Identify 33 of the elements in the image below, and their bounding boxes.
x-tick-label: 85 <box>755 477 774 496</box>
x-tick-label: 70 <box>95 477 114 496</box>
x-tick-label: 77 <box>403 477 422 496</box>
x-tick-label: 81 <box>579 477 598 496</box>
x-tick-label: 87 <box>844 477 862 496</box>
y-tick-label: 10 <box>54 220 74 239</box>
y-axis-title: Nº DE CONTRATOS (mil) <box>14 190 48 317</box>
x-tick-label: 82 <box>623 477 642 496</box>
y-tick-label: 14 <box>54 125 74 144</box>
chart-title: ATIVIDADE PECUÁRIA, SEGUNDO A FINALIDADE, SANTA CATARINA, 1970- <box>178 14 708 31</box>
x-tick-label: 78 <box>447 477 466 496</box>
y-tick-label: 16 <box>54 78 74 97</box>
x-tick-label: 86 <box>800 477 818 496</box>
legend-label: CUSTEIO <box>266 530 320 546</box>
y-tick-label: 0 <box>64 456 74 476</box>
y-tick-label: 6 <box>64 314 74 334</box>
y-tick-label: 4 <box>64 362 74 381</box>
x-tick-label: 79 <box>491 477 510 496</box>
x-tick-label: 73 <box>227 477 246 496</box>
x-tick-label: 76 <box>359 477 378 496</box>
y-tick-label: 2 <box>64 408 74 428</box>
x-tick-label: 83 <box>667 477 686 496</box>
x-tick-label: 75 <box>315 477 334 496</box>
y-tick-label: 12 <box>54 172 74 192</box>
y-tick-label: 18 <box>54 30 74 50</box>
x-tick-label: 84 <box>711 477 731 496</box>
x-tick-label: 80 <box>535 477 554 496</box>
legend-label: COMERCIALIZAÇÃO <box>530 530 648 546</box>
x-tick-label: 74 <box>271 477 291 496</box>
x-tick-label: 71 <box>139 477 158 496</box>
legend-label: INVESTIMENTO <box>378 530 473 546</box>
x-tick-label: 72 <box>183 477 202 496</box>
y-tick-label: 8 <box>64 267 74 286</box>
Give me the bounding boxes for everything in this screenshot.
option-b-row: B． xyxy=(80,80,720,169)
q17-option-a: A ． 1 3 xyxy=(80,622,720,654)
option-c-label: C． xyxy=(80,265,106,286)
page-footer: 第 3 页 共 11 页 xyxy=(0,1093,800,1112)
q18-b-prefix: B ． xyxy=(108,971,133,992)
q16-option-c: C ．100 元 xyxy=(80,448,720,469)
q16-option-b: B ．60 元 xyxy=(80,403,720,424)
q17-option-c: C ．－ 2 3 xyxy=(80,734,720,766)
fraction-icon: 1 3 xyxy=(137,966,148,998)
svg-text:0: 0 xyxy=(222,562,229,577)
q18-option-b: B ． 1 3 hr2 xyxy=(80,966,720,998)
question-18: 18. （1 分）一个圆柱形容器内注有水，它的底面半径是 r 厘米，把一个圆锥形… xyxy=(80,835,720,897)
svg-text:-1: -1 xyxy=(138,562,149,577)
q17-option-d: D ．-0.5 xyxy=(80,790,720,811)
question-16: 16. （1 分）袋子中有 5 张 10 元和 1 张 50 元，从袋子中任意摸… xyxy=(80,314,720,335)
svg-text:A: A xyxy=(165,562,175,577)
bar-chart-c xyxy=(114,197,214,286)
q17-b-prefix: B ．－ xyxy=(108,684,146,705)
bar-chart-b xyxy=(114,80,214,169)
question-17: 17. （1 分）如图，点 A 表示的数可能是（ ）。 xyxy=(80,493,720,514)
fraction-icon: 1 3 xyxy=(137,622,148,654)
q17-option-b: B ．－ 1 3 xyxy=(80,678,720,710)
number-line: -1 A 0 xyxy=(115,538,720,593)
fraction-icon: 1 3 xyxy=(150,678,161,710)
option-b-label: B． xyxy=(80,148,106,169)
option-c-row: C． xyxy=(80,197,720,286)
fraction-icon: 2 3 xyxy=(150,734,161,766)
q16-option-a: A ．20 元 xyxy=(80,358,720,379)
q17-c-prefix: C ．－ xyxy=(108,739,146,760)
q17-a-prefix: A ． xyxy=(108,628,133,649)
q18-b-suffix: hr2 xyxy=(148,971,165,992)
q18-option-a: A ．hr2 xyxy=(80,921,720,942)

== Written request ==
Rewrite the material above as a Markdown table with two columns, Row and Line. Give each non-blank line its own numbered row and leave out blank lines.

== Completed exercise ==
| Row | Line |
|---|---|
| 1 | Identify 33 of the elements in the image below, and their bounding boxes. |
| 2 | x-tick-label: 85 <box>755 477 774 496</box> |
| 3 | x-tick-label: 70 <box>95 477 114 496</box> |
| 4 | x-tick-label: 77 <box>403 477 422 496</box> |
| 5 | x-tick-label: 81 <box>579 477 598 496</box> |
| 6 | x-tick-label: 87 <box>844 477 862 496</box> |
| 7 | y-tick-label: 10 <box>54 220 74 239</box> |
| 8 | y-axis-title: Nº DE CONTRATOS (mil) <box>14 190 48 317</box> |
| 9 | x-tick-label: 82 <box>623 477 642 496</box> |
| 10 | y-tick-label: 14 <box>54 125 74 144</box> |
| 11 | chart-title: ATIVIDADE PECUÁRIA, SEGUNDO A FINALIDADE, SANTA CATARINA, 1970- <box>178 14 708 31</box> |
| 12 | x-tick-label: 78 <box>447 477 466 496</box> |
| 13 | y-tick-label: 16 <box>54 78 74 97</box> |
| 14 | x-tick-label: 86 <box>800 477 818 496</box> |
| 15 | legend-label: CUSTEIO <box>266 530 320 546</box> |
| 16 | y-tick-label: 0 <box>64 456 74 476</box> |
| 17 | y-tick-label: 6 <box>64 314 74 334</box> |
| 18 | y-tick-label: 4 <box>64 362 74 381</box> |
| 19 | x-tick-label: 79 <box>491 477 510 496</box> |
| 20 | x-tick-label: 73 <box>227 477 246 496</box> |
| 21 | x-tick-label: 76 <box>359 477 378 496</box> |
| 22 | y-tick-label: 2 <box>64 408 74 428</box> |
| 23 | x-tick-label: 83 <box>667 477 686 496</box> |
| 24 | x-tick-label: 75 <box>315 477 334 496</box> |
| 25 | y-tick-label: 12 <box>54 172 74 192</box> |
| 26 | y-tick-label: 18 <box>54 30 74 50</box> |
| 27 | x-tick-label: 84 <box>711 477 731 496</box> |
| 28 | x-tick-label: 80 <box>535 477 554 496</box> |
| 29 | legend-label: COMERCIALIZAÇÃO <box>530 530 648 546</box> |
| 30 | x-tick-label: 74 <box>271 477 291 496</box> |
| 31 | x-tick-label: 71 <box>139 477 158 496</box> |
| 32 | legend-label: INVESTIMENTO <box>378 530 473 546</box> |
| 33 | x-tick-label: 72 <box>183 477 202 496</box> |
| 34 | y-tick-label: 8 <box>64 267 74 286</box> |
| 35 | Give me the bounding boxes for everything in this screenshot. |
| 36 | option-b-row: B． xyxy=(80,80,720,169) |
| 37 | q17-option-a: A ． 1 3 xyxy=(80,622,720,654) |
| 38 | option-c-label: C． xyxy=(80,265,106,286) |
| 39 | page-footer: 第 3 页 共 11 页 xyxy=(0,1093,800,1112) |
| 40 | q18-b-prefix: B ． xyxy=(108,971,133,992) |
| 41 | q16-option-c: C ．100 元 xyxy=(80,448,720,469) |
| 42 | q16-option-b: B ．60 元 xyxy=(80,403,720,424) |
| 43 | q17-option-c: C ．－ 2 3 xyxy=(80,734,720,766) |
| 44 | fraction-icon: 1 3 xyxy=(137,966,148,998) |
| 45 | svg-text:0: 0 xyxy=(222,562,229,577) |
| 46 | q18-option-b: B ． 1 3 hr2 xyxy=(80,966,720,998) |
| 47 | question-18: 18. （1 分）一个圆柱形容器内注有水，它的底面半径是 r 厘米，把一个圆锥形… xyxy=(80,835,720,897) |
| 48 | svg-text:-1: -1 xyxy=(138,562,149,577) |
| 49 | q17-option-d: D ．-0.5 xyxy=(80,790,720,811) |
| 50 | question-16: 16. （1 分）袋子中有 5 张 10 元和 1 张 50 元，从袋子中任意摸… xyxy=(80,314,720,335) |
| 51 | svg-text:A: A xyxy=(165,562,175,577) |
| 52 | bar-chart-c xyxy=(114,197,214,286) |
| 53 | q17-b-prefix: B ．－ xyxy=(108,684,146,705) |
| 54 | bar-chart-b xyxy=(114,80,214,169) |
| 55 | question-17: 17. （1 分）如图，点 A 表示的数可能是（ ）。 xyxy=(80,493,720,514) |
| 56 | fraction-icon: 1 3 xyxy=(137,622,148,654) |
| 57 | q17-option-b: B ．－ 1 3 xyxy=(80,678,720,710) |
| 58 | number-line: -1 A 0 xyxy=(115,538,720,593) |
| 59 | fraction-icon: 1 3 xyxy=(150,678,161,710) |
| 60 | option-b-label: B． xyxy=(80,148,106,169) |
| 61 | option-c-row: C． xyxy=(80,197,720,286) |
| 62 | fraction-icon: 2 3 xyxy=(150,734,161,766) |
| 63 | q16-option-a: A ．20 元 xyxy=(80,358,720,379) |
| 64 | q17-c-prefix: C ．－ xyxy=(108,739,146,760) |
| 65 | q17-a-prefix: A ． xyxy=(108,628,133,649) |
| 66 | q18-b-suffix: hr2 xyxy=(148,971,165,992) |
| 67 | q18-option-a: A ．hr2 xyxy=(80,921,720,942) |